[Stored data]
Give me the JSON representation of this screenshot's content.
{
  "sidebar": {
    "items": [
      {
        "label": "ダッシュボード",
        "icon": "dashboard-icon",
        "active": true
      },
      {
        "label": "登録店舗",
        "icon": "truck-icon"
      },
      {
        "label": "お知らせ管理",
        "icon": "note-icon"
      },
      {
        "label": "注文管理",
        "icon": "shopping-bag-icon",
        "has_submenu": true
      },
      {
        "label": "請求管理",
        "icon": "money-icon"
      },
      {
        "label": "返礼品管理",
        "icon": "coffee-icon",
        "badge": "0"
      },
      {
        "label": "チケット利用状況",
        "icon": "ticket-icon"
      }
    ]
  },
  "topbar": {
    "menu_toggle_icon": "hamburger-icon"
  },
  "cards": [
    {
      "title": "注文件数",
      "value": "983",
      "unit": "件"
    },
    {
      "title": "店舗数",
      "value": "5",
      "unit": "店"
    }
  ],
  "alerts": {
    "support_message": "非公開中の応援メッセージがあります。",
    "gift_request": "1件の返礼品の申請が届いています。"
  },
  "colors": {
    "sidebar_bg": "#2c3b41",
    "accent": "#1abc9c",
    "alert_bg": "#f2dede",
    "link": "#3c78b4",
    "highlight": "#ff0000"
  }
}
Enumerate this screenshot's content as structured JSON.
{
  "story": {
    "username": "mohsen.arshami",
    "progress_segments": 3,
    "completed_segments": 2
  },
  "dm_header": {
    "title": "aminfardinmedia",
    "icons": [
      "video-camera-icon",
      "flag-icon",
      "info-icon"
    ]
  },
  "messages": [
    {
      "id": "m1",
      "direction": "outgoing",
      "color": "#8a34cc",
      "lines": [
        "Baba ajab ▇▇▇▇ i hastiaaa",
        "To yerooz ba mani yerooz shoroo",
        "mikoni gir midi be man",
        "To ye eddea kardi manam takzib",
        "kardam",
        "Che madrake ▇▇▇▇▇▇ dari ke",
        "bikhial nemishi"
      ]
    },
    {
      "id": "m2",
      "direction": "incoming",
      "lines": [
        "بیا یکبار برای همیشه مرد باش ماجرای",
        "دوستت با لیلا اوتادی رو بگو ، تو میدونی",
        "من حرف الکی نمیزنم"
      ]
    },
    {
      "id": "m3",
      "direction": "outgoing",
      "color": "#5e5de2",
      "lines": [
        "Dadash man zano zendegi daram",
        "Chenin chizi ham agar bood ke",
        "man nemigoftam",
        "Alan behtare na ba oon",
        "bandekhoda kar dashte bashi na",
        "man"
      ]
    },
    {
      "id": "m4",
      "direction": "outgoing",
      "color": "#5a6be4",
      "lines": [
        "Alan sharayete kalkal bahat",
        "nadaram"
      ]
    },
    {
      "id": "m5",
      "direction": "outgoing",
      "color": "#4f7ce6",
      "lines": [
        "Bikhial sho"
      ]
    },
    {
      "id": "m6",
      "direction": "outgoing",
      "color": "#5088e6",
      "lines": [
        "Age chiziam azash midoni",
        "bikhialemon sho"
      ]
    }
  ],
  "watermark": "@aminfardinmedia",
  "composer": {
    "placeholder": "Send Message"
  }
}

§ TASK DESCRIPTION: Copy all the lines, exactly.

§ THE COMPLETED TASK:
Give me the JSON representation of this screenshot's content.
{
  "sidebar": {
    "items": [
      {
        "label": "ダッシュボード",
        "icon": "dashboard-icon",
        "active": true
      },
      {
        "label": "登録店舗",
        "icon": "truck-icon"
      },
      {
        "label": "お知らせ管理",
        "icon": "note-icon"
      },
      {
        "label": "注文管理",
        "icon": "shopping-bag-icon",
        "has_submenu": true
      },
      {
        "label": "請求管理",
        "icon": "money-icon"
      },
      {
        "label": "返礼品管理",
        "icon": "coffee-icon",
        "badge": "0"
      },
      {
        "label": "チケット利用状況",
        "icon": "ticket-icon"
      }
    ]
  },
  "topbar": {
    "menu_toggle_icon": "hamburger-icon"
  },
  "cards": [
    {
      "title": "注文件数",
      "value": "983",
      "unit": "件"
    },
    {
      "title": "店舗数",
      "value": "5",
      "unit": "店"
    }
  ],
  "alerts": {
    "support_message": "非公開中の応援メッセージがあります。",
    "gift_request": "1件の返礼品の申請が届いています。"
  },
  "colors": {
    "sidebar_bg": "#2c3b41",
    "accent": "#1abc9c",
    "alert_bg": "#f2dede",
    "link": "#3c78b4",
    "highlight": "#ff0000"
  }
}
Enumerate this screenshot's content as structured JSON.
{
  "story": {
    "username": "mohsen.arshami",
    "progress_segments": 3,
    "completed_segments": 2
  },
  "dm_header": {
    "title": "aminfardinmedia",
    "icons": [
      "video-camera-icon",
      "flag-icon",
      "info-icon"
    ]
  },
  "messages": [
    {
      "id": "m1",
      "direction": "outgoing",
      "color": "#8a34cc",
      "lines": [
        "Baba ajab ▇▇▇▇ i hastiaaa",
        "To yerooz ba mani yerooz shoroo",
        "mikoni gir midi be man",
        "To ye eddea kardi manam takzib",
        "kardam",
        "Che madrake ▇▇▇▇▇▇ dari ke",
        "bikhial nemishi"
      ]
    },
    {
      "id": "m2",
      "direction": "incoming",
      "lines": [
        "بیا یکبار برای همیشه مرد باش ماجرای",
        "دوستت با لیلا اوتادی رو بگو ، تو میدونی",
        "من حرف الکی نمیزنم"
      ]
    },
    {
      "id": "m3",
      "direction": "outgoing",
      "color": "#5e5de2",
      "lines": [
        "Dadash man zano zendegi daram",
        "Chenin chizi ham agar bood ke",
        "man nemigoftam",
        "Alan behtare na ba oon",
        "bandekhoda kar dashte bashi na",
        "man"
      ]
    },
    {
      "id": "m4",
      "direction": "outgoing",
      "color": "#5a6be4",
      "lines": [
        "Alan sharayete kalkal bahat",
        "nadaram"
      ]
    },
    {
      "id": "m5",
      "direction": "outgoing",
      "color": "#4f7ce6",
      "lines": [
        "Bikhial sho"
      ]
    },
    {
      "id": "m6",
      "direction": "outgoing",
      "color": "#5088e6",
      "lines": [
        "Age chiziam azash midoni",
        "bikhialemon sho"
      ]
    }
  ],
  "watermark": "@aminfardinmedia",
  "composer": {
    "placeholder": "Send Message"
  }
}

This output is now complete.